═══ Data for the task

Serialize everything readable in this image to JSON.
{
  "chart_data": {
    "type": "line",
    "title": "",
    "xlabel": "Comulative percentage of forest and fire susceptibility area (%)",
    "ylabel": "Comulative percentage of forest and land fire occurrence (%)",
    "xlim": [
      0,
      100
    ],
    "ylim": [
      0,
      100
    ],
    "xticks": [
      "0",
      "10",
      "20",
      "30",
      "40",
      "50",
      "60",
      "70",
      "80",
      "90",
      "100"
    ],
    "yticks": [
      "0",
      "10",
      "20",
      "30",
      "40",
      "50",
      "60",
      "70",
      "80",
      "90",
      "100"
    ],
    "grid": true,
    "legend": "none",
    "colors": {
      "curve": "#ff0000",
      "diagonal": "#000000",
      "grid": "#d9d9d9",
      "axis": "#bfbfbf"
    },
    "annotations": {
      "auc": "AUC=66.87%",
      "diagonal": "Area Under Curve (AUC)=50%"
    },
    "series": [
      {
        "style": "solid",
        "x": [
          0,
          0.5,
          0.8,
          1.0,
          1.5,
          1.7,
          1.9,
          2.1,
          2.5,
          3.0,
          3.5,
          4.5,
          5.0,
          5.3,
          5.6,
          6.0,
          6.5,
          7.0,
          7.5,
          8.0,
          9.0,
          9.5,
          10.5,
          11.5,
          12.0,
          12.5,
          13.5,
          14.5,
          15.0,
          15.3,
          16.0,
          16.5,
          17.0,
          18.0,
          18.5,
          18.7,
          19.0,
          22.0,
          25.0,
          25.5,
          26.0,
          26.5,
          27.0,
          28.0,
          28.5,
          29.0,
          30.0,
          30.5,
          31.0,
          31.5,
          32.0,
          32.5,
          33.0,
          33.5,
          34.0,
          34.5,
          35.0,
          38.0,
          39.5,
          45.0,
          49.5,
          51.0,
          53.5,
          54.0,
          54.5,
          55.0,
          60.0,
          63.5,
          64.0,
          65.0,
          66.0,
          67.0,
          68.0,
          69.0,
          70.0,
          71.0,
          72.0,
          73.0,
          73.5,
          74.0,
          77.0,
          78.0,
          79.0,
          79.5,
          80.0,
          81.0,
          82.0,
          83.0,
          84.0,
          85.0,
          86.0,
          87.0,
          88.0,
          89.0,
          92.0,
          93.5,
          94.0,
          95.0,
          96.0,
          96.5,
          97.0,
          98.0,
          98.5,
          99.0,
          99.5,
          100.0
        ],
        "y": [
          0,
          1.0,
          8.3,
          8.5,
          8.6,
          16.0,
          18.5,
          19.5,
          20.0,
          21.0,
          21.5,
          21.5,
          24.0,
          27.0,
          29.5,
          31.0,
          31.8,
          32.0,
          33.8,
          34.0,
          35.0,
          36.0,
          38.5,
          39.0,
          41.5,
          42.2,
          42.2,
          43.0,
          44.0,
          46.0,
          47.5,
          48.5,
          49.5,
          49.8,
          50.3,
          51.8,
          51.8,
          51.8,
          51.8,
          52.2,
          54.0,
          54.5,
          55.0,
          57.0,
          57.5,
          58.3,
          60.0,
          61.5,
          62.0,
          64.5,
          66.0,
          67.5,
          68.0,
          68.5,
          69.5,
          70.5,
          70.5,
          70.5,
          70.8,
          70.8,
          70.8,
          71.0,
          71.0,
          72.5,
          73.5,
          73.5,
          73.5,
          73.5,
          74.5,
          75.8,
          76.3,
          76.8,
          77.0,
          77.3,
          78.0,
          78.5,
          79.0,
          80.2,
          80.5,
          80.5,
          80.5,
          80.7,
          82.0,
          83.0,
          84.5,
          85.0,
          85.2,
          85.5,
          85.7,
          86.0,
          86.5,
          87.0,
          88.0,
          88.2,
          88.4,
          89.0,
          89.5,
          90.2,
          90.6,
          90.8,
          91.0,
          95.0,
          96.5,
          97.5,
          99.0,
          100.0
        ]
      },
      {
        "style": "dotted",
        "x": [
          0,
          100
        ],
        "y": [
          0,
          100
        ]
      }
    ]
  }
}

══════

*The task*. Give only the number of lines that include the word "percentage".

*The reply*. 2